DATA FOR THE TASK>
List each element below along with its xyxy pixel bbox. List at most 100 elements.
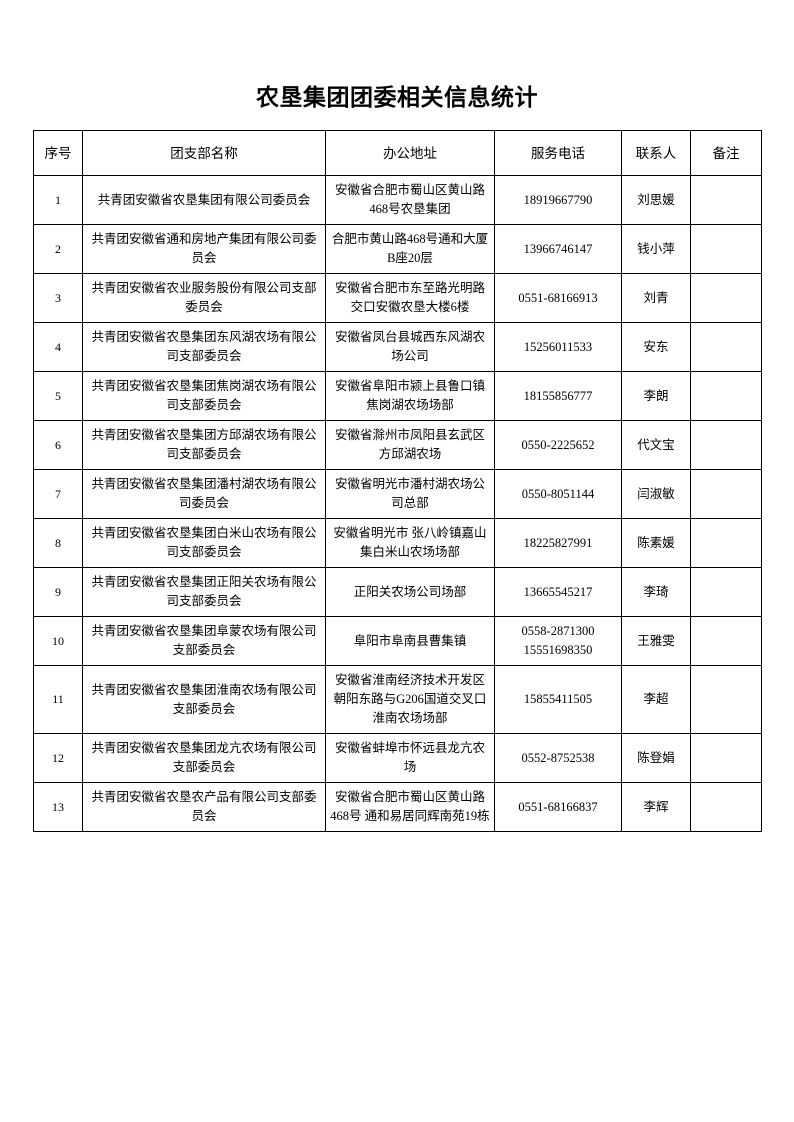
table-row: 12 共青团安徽省农垦集团龙亢农场有限公司支部委员会 安徽省蚌埠市怀远县龙亢农场 05… (33, 733, 762, 783)
row-contact: 李超 (621, 665, 691, 734)
column-header-contact: 联系人 (621, 130, 691, 176)
row-phone: 0551-68166837 (494, 782, 622, 832)
row-contact: 王雅雯 (621, 616, 691, 666)
row-remark (690, 733, 762, 783)
row-remark (690, 469, 762, 519)
row-remark (690, 420, 762, 470)
row-remark (690, 665, 762, 734)
row-phone: 0550-8051144 (494, 469, 622, 519)
row-branch-name: 共青团安徽省农垦集团有限公司委员会 (82, 175, 326, 225)
row-remark (690, 782, 762, 832)
row-branch-name: 共青团安徽省通和房地产集团有限公司委员会 (82, 224, 326, 274)
table-header: 序号 团支部名称 办公地址 服务电话 联系人 备注 (33, 130, 762, 176)
row-remark (690, 518, 762, 568)
column-header-branch-name: 团支部名称 (82, 130, 326, 176)
row-contact: 陈登娟 (621, 733, 691, 783)
row-phone: 0550-2225652 (494, 420, 622, 470)
row-phone: 0552-8752538 (494, 733, 622, 783)
row-branch-name: 共青团安徽省农业服务股份有限公司支部委员会 (82, 273, 326, 323)
row-phone: 18919667790 (494, 175, 622, 225)
row-address: 合肥市黄山路468号通和大厦B座20层 (325, 224, 495, 274)
row-index: 4 (33, 322, 83, 372)
row-branch-name: 共青团安徽省农垦集团龙亢农场有限公司支部委员会 (82, 733, 326, 783)
row-remark (690, 616, 762, 666)
row-address: 安徽省阜阳市颍上县鲁口镇焦岗湖农场场部 (325, 371, 495, 421)
row-index: 10 (33, 616, 83, 666)
row-branch-name: 共青团安徽省农垦集团白米山农场有限公司支部委员会 (82, 518, 326, 568)
page-title: 农垦集团团委相关信息统计 (256, 84, 538, 110)
table-row: 2 共青团安徽省通和房地产集团有限公司委员会 合肥市黄山路468号通和大厦B座20层… (33, 224, 762, 274)
column-header-address: 办公地址 (325, 130, 495, 176)
row-branch-name: 共青团安徽省农垦集团阜蒙农场有限公司支部委员会 (82, 616, 326, 666)
row-index: 6 (33, 420, 83, 470)
row-address: 安徽省合肥市蜀山区黄山路468号 通和易居同辉南苑19栋 (325, 782, 495, 832)
row-contact: 李琦 (621, 567, 691, 617)
branch-info-table: 序号 团支部名称 办公地址 服务电话 联系人 备注 1 共青团安徽省农垦集团有限公… (33, 130, 762, 832)
row-index: 12 (33, 733, 83, 783)
row-contact: 刘思媛 (621, 175, 691, 225)
row-address: 安徽省明光市 张八岭镇嘉山集白米山农场场部 (325, 518, 495, 568)
row-phone: 0551-68166913 (494, 273, 622, 323)
table-row: 11 共青团安徽省农垦集团淮南农场有限公司支部委员会 安徽省淮南经济技术开发区朝阳东… (33, 665, 762, 734)
row-index: 13 (33, 782, 83, 832)
row-phone: 13665545217 (494, 567, 622, 617)
table-row: 1 共青团安徽省农垦集团有限公司委员会 安徽省合肥市蜀山区黄山路468号农垦集团 18… (33, 175, 762, 225)
row-remark (690, 273, 762, 323)
table-row: 13 共青团安徽省农垦农产品有限公司支部委员会 安徽省合肥市蜀山区黄山路468号 通… (33, 782, 762, 832)
row-remark (690, 371, 762, 421)
row-index: 5 (33, 371, 83, 421)
row-contact: 安东 (621, 322, 691, 372)
row-remark (690, 567, 762, 617)
row-remark (690, 175, 762, 225)
row-index: 11 (33, 665, 83, 734)
row-remark (690, 224, 762, 274)
row-index: 3 (33, 273, 83, 323)
row-contact: 李朗 (621, 371, 691, 421)
row-address: 安徽省滁州市凤阳县玄武区方邱湖农场 (325, 420, 495, 470)
row-contact: 代文宝 (621, 420, 691, 470)
row-address: 安徽省蚌埠市怀远县龙亢农场 (325, 733, 495, 783)
row-address: 安徽省明光市潘村湖农场公司总部 (325, 469, 495, 519)
row-index: 1 (33, 175, 83, 225)
row-address: 安徽省淮南经济技术开发区朝阳东路与G206国道交叉口淮南农场场部 (325, 665, 495, 734)
row-contact: 刘青 (621, 273, 691, 323)
row-phone: 13966746147 (494, 224, 622, 274)
row-index: 2 (33, 224, 83, 274)
row-remark (690, 322, 762, 372)
row-branch-name: 共青团安徽省农垦集团正阳关农场有限公司支部委员会 (82, 567, 326, 617)
row-branch-name: 共青团安徽省农垦农产品有限公司支部委员会 (82, 782, 326, 832)
row-branch-name: 共青团安徽省农垦集团焦岗湖农场有限公司支部委员会 (82, 371, 326, 421)
row-phone: 18155856777 (494, 371, 622, 421)
table-container: 序号 团支部名称 办公地址 服务电话 联系人 备注 1 共青团安徽省农垦集团有限公… (0, 130, 794, 832)
row-phone: 0558-2871300 15551698350 (494, 616, 622, 666)
row-address: 安徽省合肥市东至路光明路交口安徽农垦大楼6楼 (325, 273, 495, 323)
table-row: 3 共青团安徽省农业服务股份有限公司支部委员会 安徽省合肥市东至路光明路交口安徽农垦… (33, 273, 762, 323)
row-address: 安徽省合肥市蜀山区黄山路468号农垦集团 (325, 175, 495, 225)
table-row: 10 共青团安徽省农垦集团阜蒙农场有限公司支部委员会 阜阳市阜南县曹集镇 0558-2… (33, 616, 762, 666)
row-phone: 15256011533 (494, 322, 622, 372)
row-contact: 闫淑敏 (621, 469, 691, 519)
column-header-phone: 服务电话 (494, 130, 622, 176)
row-index: 9 (33, 567, 83, 617)
table-row: 6 共青团安徽省农垦集团方邱湖农场有限公司支部委员会 安徽省滁州市凤阳县玄武区方邱湖… (33, 420, 762, 470)
table-row: 4 共青团安徽省农垦集团东风湖农场有限公司支部委员会 安徽省凤台县城西东风湖农场公司… (33, 322, 762, 372)
row-contact: 钱小萍 (621, 224, 691, 274)
row-branch-name: 共青团安徽省农垦集团淮南农场有限公司支部委员会 (82, 665, 326, 734)
row-contact: 陈素媛 (621, 518, 691, 568)
row-index: 8 (33, 518, 83, 568)
table-row: 8 共青团安徽省农垦集团白米山农场有限公司支部委员会 安徽省明光市 张八岭镇嘉山集白… (33, 518, 762, 568)
row-contact: 李辉 (621, 782, 691, 832)
row-index: 7 (33, 469, 83, 519)
row-address: 安徽省凤台县城西东风湖农场公司 (325, 322, 495, 372)
column-header-remark: 备注 (690, 130, 762, 176)
row-phone: 15855411505 (494, 665, 622, 734)
row-branch-name: 共青团安徽省农垦集团东风湖农场有限公司支部委员会 (82, 322, 326, 372)
row-address: 正阳关农场公司场部 (325, 567, 495, 617)
table-row: 5 共青团安徽省农垦集团焦岗湖农场有限公司支部委员会 安徽省阜阳市颍上县鲁口镇焦岗湖… (33, 371, 762, 421)
row-phone: 18225827991 (494, 518, 622, 568)
table-row: 9 共青团安徽省农垦集团正阳关农场有限公司支部委员会 正阳关农场公司场部 136655… (33, 567, 762, 617)
table-row: 7 共青团安徽省农垦集团潘村湖农场有限公司委员会 安徽省明光市潘村湖农场公司总部 05… (33, 469, 762, 519)
column-header-index: 序号 (33, 130, 83, 176)
row-branch-name: 共青团安徽省农垦集团潘村湖农场有限公司委员会 (82, 469, 326, 519)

TASK GOAL> Identify every line in the rows above that contains the string "正阳关农场公司场部", and copy each such line.

THE COMPLETED TASK>
row-address: 正阳关农场公司场部 (325, 567, 495, 617)
table-row: 9 共青团安徽省农垦集团正阳关农场有限公司支部委员会 正阳关农场公司场部 136655… (33, 567, 762, 617)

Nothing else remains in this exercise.